### PROBLEM DESCRIPTION
Copy the listing below word for word, leaving out the pictures.

(Excerpts from a layout annotation set)
..............................

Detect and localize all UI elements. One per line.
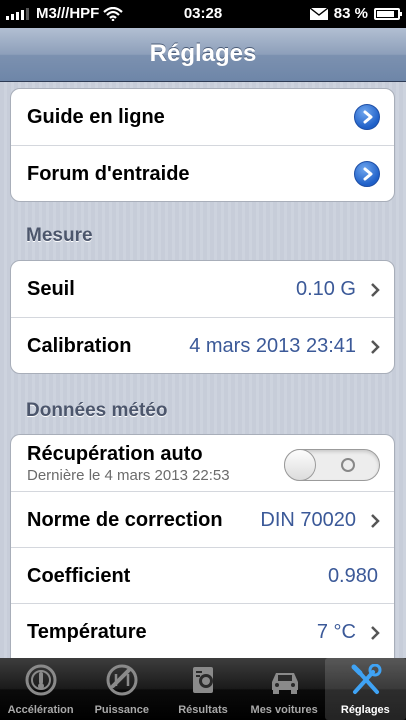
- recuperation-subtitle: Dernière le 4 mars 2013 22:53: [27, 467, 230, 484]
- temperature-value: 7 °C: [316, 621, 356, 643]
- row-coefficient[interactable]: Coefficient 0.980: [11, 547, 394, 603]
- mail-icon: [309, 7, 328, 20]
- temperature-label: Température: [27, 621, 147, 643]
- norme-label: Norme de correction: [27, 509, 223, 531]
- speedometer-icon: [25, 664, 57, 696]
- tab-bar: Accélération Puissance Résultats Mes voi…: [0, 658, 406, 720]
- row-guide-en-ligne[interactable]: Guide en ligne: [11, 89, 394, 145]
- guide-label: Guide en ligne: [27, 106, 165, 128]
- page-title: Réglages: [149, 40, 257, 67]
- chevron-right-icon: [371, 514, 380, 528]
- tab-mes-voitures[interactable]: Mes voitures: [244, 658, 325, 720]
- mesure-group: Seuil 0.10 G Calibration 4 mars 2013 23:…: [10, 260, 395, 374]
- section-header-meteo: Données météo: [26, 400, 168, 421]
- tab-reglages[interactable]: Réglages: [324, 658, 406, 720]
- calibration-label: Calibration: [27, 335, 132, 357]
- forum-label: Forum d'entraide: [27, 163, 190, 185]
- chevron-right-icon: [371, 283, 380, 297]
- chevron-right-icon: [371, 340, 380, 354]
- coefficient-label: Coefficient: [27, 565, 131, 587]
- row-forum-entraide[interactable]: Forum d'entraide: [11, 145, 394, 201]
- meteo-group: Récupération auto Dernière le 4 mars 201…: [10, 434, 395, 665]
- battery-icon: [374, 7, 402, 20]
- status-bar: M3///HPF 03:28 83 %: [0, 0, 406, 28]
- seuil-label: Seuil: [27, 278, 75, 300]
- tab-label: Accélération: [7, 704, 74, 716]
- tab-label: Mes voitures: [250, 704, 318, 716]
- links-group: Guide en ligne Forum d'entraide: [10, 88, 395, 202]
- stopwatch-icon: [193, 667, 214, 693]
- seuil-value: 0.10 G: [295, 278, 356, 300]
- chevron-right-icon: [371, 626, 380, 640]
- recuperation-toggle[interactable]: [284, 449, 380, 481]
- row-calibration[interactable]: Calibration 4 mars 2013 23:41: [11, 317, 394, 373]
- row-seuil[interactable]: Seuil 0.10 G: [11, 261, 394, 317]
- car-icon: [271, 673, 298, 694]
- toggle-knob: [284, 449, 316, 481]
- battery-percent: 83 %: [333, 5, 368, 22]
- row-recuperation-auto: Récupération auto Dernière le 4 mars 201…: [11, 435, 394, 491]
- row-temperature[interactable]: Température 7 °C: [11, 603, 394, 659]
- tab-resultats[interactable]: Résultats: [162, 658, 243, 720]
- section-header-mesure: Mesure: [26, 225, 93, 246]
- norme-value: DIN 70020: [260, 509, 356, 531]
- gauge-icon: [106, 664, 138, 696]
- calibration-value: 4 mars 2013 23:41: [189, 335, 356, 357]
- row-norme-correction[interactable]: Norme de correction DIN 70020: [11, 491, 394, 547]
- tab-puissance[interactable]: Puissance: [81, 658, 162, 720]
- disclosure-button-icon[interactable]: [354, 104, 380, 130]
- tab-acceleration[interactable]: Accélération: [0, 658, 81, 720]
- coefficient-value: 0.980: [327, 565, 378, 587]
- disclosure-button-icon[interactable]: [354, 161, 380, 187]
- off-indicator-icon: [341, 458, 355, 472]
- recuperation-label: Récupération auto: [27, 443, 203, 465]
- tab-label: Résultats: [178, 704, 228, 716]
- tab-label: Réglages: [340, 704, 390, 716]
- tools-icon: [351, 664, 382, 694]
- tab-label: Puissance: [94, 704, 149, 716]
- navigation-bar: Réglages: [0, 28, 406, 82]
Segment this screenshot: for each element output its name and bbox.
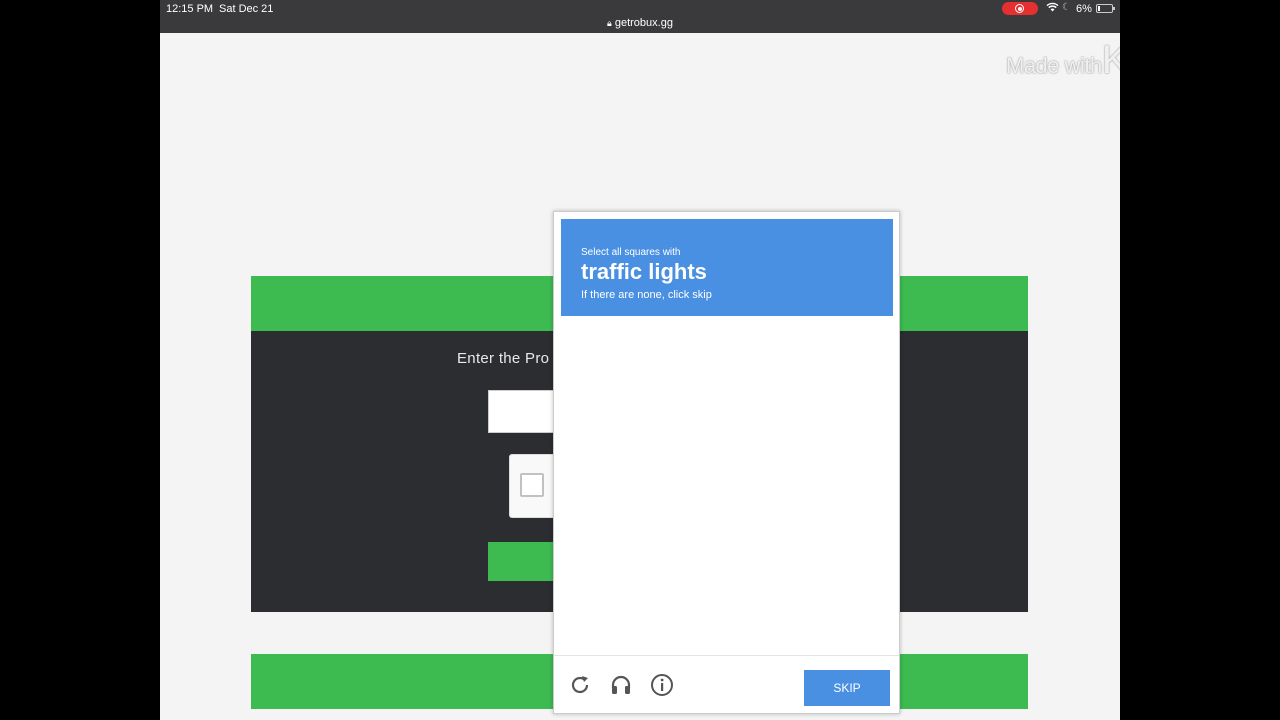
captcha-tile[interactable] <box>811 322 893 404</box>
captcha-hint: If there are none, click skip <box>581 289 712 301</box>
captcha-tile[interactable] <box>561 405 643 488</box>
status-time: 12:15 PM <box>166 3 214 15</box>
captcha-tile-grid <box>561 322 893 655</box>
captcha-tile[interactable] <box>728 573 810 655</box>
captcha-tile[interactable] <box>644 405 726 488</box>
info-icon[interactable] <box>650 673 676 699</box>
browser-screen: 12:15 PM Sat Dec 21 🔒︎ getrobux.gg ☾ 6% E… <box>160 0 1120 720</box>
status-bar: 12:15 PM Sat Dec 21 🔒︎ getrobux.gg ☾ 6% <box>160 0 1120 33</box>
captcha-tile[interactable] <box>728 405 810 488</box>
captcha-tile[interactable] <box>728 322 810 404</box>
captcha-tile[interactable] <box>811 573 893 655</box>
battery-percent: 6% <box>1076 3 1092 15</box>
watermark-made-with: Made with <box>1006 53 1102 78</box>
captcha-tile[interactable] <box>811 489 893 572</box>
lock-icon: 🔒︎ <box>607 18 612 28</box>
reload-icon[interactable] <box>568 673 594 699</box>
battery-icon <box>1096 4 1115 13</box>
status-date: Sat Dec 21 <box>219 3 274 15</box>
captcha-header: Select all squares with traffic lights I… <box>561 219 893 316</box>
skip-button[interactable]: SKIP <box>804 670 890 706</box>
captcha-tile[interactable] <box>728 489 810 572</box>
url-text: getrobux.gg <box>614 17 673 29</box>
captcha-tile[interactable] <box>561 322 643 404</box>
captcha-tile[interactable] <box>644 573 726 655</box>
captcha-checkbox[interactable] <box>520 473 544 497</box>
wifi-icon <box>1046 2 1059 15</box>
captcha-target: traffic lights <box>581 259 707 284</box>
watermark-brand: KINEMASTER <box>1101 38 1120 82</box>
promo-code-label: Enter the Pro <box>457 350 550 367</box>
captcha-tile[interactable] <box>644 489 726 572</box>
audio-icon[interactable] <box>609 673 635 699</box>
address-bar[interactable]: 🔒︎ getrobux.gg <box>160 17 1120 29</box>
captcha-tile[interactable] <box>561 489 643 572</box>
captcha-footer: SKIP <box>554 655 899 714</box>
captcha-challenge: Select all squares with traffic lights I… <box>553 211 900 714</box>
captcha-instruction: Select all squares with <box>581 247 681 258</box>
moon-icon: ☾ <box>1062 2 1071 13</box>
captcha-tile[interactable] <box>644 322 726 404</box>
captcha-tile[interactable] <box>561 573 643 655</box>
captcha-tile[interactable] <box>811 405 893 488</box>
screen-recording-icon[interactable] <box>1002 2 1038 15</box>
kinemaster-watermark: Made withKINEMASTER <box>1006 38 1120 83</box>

..............................

### EXERCISE ANSWER
Detect and localize all UI elements. One per line.
- recuperation-subtitle: Dernière le 4 mars 2013 22:53: [27, 467, 230, 484]
- temperature-value: 7 °C: [316, 621, 356, 643]
- row-coefficient[interactable]: Coefficient 0.980: [11, 547, 394, 603]
- mail-icon: [309, 7, 328, 20]
- temperature-label: Température: [27, 621, 147, 643]
- norme-label: Norme de correction: [27, 509, 223, 531]
- speedometer-icon: [25, 664, 57, 696]
- tab-bar: Accélération Puissance Résultats Mes voi…: [0, 658, 406, 720]
- row-guide-en-ligne[interactable]: Guide en ligne: [11, 89, 394, 145]
- guide-label: Guide en ligne: [27, 106, 165, 128]
- page-title: Réglages: [149, 40, 257, 67]
- chevron-right-icon: [371, 514, 380, 528]
- tab-mes-voitures[interactable]: Mes voitures: [244, 658, 325, 720]
- mesure-group: Seuil 0.10 G Calibration 4 mars 2013 23:…: [10, 260, 395, 374]
- section-header-meteo: Données météo: [26, 400, 168, 421]
- tab-reglages[interactable]: Réglages: [324, 658, 406, 720]
- calibration-label: Calibration: [27, 335, 132, 357]
- forum-label: Forum d'entraide: [27, 163, 190, 185]
- chevron-right-icon: [371, 283, 380, 297]
- chevron-right-icon: [371, 340, 380, 354]
- coefficient-label: Coefficient: [27, 565, 131, 587]
- row-forum-entraide[interactable]: Forum d'entraide: [11, 145, 394, 201]
- meteo-group: Récupération auto Dernière le 4 mars 201…: [10, 434, 395, 665]
- battery-icon: [374, 7, 402, 20]
- status-bar: M3///HPF 03:28 83 %: [0, 0, 406, 28]
- seuil-label: Seuil: [27, 278, 75, 300]
- tab-label: Accélération: [7, 704, 74, 716]
- tab-label: Mes voitures: [250, 704, 318, 716]
- links-group: Guide en ligne Forum d'entraide: [10, 88, 395, 202]
- stopwatch-icon: [193, 667, 214, 693]
- seuil-value: 0.10 G: [295, 278, 356, 300]
- chevron-right-icon: [371, 626, 380, 640]
- recuperation-toggle[interactable]: [284, 449, 380, 481]
- row-calibration[interactable]: Calibration 4 mars 2013 23:41: [11, 317, 394, 373]
- row-seuil[interactable]: Seuil 0.10 G: [11, 261, 394, 317]
- car-icon: [271, 673, 298, 694]
- toggle-knob: [284, 449, 316, 481]
- battery-percent: 83 %: [333, 5, 368, 22]
- row-recuperation-auto: Récupération auto Dernière le 4 mars 201…: [11, 435, 394, 491]
- row-temperature[interactable]: Température 7 °C: [11, 603, 394, 659]
- tab-resultats[interactable]: Résultats: [162, 658, 243, 720]
- section-header-mesure: Mesure: [26, 225, 93, 246]
- norme-value: DIN 70020: [260, 509, 356, 531]
- gauge-icon: [106, 664, 138, 696]
- calibration-value: 4 mars 2013 23:41: [189, 335, 356, 357]
- row-norme-correction[interactable]: Norme de correction DIN 70020: [11, 491, 394, 547]
- tab-puissance[interactable]: Puissance: [81, 658, 162, 720]
- disclosure-button-icon[interactable]: [354, 104, 380, 130]
- tab-acceleration[interactable]: Accélération: [0, 658, 81, 720]
- coefficient-value: 0.980: [327, 565, 378, 587]
- disclosure-button-icon[interactable]: [354, 161, 380, 187]
- off-indicator-icon: [341, 458, 355, 472]
- recuperation-label: Récupération auto: [27, 443, 203, 465]
- tab-label: Résultats: [178, 704, 228, 716]
- tab-label: Réglages: [340, 704, 390, 716]
- tools-icon: [351, 664, 382, 694]
- tab-label: Puissance: [94, 704, 149, 716]
- navigation-bar: Réglages: [0, 28, 406, 82]
Segment this screenshot: for each element output its name and bbox.
captcha-tile[interactable] <box>811 322 893 404</box>
captcha-hint: If there are none, click skip <box>581 289 712 301</box>
captcha-tile[interactable] <box>561 405 643 488</box>
status-time: 12:15 PM <box>166 3 214 15</box>
captcha-tile-grid <box>561 322 893 655</box>
captcha-tile[interactable] <box>728 573 810 655</box>
captcha-tile[interactable] <box>644 405 726 488</box>
info-icon[interactable] <box>650 673 676 699</box>
browser-screen: 12:15 PM Sat Dec 21 🔒︎ getrobux.gg ☾ 6% E… <box>160 0 1120 720</box>
status-bar: 12:15 PM Sat Dec 21 🔒︎ getrobux.gg ☾ 6% <box>160 0 1120 33</box>
captcha-tile[interactable] <box>728 405 810 488</box>
captcha-tile[interactable] <box>728 322 810 404</box>
captcha-tile[interactable] <box>811 573 893 655</box>
battery-percent: 6% <box>1076 3 1092 15</box>
watermark-made-with: Made with <box>1006 53 1102 78</box>
captcha-tile[interactable] <box>811 489 893 572</box>
lock-icon: 🔒︎ <box>607 18 612 28</box>
reload-icon[interactable] <box>568 673 594 699</box>
battery-icon <box>1096 4 1115 13</box>
status-date: Sat Dec 21 <box>219 3 274 15</box>
captcha-header: Select all squares with traffic lights I… <box>561 219 893 316</box>
skip-button[interactable]: SKIP <box>804 670 890 706</box>
captcha-tile[interactable] <box>728 489 810 572</box>
url-text: getrobux.gg <box>614 17 673 29</box>
captcha-tile[interactable] <box>561 322 643 404</box>
captcha-tile[interactable] <box>644 573 726 655</box>
captcha-checkbox[interactable] <box>520 473 544 497</box>
wifi-icon <box>1046 2 1059 15</box>
captcha-target: traffic lights <box>581 259 707 284</box>
watermark-brand: KINEMASTER <box>1101 38 1120 82</box>
promo-code-label: Enter the Pro <box>457 350 550 367</box>
captcha-tile[interactable] <box>644 489 726 572</box>
audio-icon[interactable] <box>609 673 635 699</box>
address-bar[interactable]: 🔒︎ getrobux.gg <box>160 17 1120 29</box>
captcha-tile[interactable] <box>561 489 643 572</box>
captcha-footer: SKIP <box>554 655 899 714</box>
captcha-challenge: Select all squares with traffic lights I… <box>553 211 900 714</box>
captcha-instruction: Select all squares with <box>581 247 681 258</box>
moon-icon: ☾ <box>1062 2 1071 13</box>
captcha-tile[interactable] <box>644 322 726 404</box>
captcha-tile[interactable] <box>561 573 643 655</box>
captcha-tile[interactable] <box>811 405 893 488</box>
screen-recording-icon[interactable] <box>1002 2 1038 15</box>
kinemaster-watermark: Made withKINEMASTER <box>1006 38 1120 83</box>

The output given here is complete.